(Stored records)
______________________________

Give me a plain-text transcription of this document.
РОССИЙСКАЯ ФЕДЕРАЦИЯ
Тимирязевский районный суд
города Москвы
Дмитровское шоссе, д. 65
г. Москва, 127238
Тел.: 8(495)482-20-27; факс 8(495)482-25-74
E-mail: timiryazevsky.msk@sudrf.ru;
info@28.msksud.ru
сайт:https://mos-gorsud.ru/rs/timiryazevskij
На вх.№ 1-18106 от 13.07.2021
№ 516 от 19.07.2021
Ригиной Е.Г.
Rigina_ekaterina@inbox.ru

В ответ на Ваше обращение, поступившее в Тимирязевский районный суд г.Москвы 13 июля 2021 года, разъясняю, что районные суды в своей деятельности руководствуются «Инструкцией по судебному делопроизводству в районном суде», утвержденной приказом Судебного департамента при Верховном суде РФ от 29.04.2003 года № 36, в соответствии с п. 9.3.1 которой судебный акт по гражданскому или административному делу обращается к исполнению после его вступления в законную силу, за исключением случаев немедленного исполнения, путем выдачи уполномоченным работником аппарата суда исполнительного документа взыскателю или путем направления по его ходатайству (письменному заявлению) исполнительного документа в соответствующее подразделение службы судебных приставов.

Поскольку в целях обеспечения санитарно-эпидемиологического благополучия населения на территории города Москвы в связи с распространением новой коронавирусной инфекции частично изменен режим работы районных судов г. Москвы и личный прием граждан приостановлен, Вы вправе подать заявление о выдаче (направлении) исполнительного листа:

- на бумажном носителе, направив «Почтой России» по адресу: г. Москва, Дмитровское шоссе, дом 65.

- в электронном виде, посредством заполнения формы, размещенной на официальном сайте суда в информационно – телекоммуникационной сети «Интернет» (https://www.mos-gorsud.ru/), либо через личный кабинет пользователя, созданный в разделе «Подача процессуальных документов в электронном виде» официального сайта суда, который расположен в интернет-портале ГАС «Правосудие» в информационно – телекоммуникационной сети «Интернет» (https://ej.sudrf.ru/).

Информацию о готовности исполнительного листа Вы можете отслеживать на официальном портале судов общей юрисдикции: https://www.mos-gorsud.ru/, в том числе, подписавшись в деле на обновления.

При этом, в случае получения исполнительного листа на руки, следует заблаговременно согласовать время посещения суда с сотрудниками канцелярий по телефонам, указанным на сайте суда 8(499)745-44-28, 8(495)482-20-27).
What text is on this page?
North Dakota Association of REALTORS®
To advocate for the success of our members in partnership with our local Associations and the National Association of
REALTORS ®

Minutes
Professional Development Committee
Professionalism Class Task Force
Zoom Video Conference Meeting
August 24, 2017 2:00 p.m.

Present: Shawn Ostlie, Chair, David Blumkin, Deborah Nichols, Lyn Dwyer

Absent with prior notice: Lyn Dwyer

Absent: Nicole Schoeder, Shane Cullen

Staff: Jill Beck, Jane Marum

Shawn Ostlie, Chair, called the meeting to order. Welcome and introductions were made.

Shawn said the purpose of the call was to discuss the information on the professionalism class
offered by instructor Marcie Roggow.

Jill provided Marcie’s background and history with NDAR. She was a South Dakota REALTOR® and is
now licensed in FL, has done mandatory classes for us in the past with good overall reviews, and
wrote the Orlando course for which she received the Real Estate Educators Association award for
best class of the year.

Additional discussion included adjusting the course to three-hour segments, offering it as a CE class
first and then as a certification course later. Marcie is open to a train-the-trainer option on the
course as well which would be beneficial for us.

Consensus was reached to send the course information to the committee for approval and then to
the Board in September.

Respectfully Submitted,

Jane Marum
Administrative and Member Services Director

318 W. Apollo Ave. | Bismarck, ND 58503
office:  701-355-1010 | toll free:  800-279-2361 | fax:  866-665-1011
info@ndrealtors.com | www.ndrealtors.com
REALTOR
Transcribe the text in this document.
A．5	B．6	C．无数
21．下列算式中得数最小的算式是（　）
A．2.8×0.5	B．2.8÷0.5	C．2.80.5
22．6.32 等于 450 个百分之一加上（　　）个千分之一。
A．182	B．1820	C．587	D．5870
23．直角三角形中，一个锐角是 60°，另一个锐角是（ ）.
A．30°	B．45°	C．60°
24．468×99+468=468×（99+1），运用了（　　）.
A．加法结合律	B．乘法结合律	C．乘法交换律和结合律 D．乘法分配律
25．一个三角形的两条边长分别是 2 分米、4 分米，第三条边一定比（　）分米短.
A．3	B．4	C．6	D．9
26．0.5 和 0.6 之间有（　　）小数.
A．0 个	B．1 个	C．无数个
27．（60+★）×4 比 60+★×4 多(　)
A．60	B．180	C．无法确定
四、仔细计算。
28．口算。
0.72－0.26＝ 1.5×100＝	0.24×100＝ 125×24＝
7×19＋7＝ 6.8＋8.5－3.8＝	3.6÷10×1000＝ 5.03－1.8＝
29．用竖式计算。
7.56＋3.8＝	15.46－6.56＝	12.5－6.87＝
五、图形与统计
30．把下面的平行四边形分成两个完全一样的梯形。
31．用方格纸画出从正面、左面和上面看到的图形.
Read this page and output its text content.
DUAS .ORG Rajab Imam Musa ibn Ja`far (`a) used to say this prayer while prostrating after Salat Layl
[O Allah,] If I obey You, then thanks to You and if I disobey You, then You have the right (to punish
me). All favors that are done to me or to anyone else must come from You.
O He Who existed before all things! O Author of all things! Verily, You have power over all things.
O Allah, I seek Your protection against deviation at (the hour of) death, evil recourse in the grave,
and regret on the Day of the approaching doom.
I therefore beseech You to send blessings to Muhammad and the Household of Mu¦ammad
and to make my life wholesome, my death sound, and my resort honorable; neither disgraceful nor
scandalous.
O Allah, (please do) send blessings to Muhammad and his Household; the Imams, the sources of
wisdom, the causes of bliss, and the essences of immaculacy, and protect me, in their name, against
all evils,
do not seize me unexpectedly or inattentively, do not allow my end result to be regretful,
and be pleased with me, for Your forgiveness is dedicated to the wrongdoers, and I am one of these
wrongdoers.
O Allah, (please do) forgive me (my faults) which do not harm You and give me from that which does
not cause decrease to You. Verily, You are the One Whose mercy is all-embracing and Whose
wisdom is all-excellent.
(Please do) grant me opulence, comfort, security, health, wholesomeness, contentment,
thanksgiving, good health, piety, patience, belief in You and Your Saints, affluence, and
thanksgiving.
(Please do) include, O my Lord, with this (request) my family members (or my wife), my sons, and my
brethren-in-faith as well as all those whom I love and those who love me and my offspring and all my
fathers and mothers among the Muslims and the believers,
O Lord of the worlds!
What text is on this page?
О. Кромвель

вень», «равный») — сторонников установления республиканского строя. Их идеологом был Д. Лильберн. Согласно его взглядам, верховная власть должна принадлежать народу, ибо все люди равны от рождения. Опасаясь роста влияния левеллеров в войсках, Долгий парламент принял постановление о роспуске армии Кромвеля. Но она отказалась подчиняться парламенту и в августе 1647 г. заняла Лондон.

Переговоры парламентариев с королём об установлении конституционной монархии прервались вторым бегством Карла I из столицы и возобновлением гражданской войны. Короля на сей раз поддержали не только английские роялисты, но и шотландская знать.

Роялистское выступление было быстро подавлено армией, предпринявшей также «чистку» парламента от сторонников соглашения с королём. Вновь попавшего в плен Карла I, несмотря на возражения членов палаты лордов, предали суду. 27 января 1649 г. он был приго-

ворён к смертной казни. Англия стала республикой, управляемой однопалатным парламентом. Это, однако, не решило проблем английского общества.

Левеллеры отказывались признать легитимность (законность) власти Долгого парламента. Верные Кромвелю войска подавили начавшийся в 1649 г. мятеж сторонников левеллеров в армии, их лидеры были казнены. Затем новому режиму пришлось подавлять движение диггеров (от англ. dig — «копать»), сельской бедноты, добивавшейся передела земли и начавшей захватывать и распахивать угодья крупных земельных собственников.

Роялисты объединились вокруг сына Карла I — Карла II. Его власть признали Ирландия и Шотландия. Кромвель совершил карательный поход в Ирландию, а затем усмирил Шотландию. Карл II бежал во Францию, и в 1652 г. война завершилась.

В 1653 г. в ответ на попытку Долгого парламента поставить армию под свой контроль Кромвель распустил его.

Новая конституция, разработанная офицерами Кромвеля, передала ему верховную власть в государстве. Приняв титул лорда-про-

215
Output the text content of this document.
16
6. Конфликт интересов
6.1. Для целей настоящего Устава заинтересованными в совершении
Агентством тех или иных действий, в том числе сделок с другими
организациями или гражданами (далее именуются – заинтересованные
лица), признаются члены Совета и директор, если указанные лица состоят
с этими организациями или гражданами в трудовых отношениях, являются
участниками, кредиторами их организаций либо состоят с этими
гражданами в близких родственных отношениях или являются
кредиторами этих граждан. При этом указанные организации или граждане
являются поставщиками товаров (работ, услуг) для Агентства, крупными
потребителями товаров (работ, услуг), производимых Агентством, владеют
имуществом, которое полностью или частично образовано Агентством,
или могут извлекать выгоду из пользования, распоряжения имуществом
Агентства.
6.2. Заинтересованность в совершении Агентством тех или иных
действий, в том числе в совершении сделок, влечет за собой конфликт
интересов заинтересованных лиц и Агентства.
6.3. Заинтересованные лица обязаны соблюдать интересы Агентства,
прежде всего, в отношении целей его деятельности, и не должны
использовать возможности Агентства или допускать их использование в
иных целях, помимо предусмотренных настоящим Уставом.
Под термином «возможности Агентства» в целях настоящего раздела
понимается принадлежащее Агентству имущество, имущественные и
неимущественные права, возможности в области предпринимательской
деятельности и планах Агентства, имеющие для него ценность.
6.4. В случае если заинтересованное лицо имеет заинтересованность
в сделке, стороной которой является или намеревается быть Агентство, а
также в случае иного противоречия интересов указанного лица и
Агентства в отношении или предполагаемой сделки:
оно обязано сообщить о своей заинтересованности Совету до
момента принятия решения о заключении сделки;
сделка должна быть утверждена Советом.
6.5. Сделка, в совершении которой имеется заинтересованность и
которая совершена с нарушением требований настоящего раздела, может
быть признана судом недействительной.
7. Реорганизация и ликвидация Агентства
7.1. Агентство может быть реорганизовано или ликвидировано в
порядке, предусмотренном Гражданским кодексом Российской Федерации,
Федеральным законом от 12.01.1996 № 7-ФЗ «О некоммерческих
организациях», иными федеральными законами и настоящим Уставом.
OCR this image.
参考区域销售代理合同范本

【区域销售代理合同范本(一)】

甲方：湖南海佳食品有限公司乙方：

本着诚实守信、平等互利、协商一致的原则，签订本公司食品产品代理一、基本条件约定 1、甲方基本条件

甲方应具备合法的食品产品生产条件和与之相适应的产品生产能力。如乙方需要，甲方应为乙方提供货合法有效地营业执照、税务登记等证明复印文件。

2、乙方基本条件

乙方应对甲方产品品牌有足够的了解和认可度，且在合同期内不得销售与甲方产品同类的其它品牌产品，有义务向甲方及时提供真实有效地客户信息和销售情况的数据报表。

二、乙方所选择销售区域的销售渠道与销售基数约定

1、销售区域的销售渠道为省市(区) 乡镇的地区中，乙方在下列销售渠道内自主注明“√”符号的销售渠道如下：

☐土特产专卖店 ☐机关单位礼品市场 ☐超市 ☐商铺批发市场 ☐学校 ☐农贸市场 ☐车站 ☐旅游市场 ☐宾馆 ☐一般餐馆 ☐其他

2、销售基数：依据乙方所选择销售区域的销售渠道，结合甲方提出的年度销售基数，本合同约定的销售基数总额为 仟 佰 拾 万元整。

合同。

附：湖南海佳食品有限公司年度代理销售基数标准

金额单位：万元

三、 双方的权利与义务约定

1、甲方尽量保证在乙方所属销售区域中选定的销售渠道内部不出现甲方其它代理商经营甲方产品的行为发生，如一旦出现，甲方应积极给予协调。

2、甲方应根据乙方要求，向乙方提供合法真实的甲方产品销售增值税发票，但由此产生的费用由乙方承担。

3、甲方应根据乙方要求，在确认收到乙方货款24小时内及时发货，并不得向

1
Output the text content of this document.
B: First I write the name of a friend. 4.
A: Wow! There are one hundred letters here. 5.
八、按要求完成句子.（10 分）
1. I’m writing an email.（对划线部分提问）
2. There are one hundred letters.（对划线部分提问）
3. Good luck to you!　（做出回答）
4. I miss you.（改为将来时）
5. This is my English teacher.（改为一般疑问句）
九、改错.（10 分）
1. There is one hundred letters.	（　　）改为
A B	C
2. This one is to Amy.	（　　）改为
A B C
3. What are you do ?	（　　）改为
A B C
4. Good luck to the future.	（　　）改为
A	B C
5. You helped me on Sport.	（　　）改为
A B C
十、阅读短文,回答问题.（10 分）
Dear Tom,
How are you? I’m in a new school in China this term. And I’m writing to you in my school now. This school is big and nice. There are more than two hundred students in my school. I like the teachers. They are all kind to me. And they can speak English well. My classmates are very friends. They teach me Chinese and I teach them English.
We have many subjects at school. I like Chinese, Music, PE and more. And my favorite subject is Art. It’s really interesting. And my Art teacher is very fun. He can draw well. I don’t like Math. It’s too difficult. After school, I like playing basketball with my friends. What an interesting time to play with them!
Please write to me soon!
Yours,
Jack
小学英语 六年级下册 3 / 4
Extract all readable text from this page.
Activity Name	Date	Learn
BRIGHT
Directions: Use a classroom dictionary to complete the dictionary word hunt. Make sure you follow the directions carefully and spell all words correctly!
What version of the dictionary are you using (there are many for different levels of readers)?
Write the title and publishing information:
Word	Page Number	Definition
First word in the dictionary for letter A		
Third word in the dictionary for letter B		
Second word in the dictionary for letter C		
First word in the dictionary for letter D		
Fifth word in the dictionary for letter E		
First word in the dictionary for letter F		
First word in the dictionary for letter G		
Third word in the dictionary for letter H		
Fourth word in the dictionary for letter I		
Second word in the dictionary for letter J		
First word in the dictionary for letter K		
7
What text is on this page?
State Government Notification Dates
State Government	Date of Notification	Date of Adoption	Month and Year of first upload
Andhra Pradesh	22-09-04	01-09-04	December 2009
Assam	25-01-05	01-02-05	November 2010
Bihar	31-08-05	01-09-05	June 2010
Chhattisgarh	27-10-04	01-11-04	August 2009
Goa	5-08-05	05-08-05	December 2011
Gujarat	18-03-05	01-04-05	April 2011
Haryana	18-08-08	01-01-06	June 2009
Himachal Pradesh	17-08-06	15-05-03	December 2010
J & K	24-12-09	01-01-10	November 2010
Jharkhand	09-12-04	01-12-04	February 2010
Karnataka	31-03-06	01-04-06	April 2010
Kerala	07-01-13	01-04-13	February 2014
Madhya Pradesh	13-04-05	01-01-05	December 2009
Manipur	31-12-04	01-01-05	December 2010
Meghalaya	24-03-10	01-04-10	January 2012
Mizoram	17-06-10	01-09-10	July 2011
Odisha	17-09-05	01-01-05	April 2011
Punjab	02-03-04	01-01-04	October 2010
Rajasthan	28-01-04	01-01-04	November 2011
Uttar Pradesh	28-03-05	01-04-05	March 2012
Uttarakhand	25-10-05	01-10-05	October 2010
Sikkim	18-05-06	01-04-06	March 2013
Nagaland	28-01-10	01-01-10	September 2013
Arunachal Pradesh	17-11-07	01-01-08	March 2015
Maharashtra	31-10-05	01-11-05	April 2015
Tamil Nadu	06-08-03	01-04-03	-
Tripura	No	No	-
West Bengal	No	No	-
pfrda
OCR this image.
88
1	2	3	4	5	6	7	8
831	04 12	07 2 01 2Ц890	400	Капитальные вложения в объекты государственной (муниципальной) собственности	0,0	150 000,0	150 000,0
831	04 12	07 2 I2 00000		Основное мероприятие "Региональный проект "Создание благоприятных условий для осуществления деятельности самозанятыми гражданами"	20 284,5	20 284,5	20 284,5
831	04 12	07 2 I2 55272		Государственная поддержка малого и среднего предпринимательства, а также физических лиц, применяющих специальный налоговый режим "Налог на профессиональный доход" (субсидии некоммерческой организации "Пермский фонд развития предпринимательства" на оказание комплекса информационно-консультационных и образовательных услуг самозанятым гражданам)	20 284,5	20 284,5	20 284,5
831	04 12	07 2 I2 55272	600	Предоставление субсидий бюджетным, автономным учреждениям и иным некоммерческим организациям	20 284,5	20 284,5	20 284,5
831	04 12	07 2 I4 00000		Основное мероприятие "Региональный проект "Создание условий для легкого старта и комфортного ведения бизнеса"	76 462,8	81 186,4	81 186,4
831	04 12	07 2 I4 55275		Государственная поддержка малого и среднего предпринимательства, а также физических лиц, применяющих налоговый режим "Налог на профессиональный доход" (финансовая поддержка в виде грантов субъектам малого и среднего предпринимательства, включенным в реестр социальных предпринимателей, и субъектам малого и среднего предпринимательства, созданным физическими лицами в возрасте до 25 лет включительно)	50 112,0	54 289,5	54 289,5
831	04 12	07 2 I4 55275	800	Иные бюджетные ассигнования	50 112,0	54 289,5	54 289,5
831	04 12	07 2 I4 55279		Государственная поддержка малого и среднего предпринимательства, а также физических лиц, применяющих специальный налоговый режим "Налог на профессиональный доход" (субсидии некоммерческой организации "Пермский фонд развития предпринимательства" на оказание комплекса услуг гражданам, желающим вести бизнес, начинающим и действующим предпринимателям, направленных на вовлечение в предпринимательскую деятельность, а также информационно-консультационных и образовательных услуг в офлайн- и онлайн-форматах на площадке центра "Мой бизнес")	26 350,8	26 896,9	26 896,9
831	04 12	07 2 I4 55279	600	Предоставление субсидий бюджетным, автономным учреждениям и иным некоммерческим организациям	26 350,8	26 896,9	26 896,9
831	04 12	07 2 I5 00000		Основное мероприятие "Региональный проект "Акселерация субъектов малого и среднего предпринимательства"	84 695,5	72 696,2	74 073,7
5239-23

______________________________

## WHAT THE EXERCISE ASKS
Copy out each line of the records that holds the string "Third".

## EXERCISE RESULT
Third word in the dictionary for letter B		
Third word in the dictionary for letter H		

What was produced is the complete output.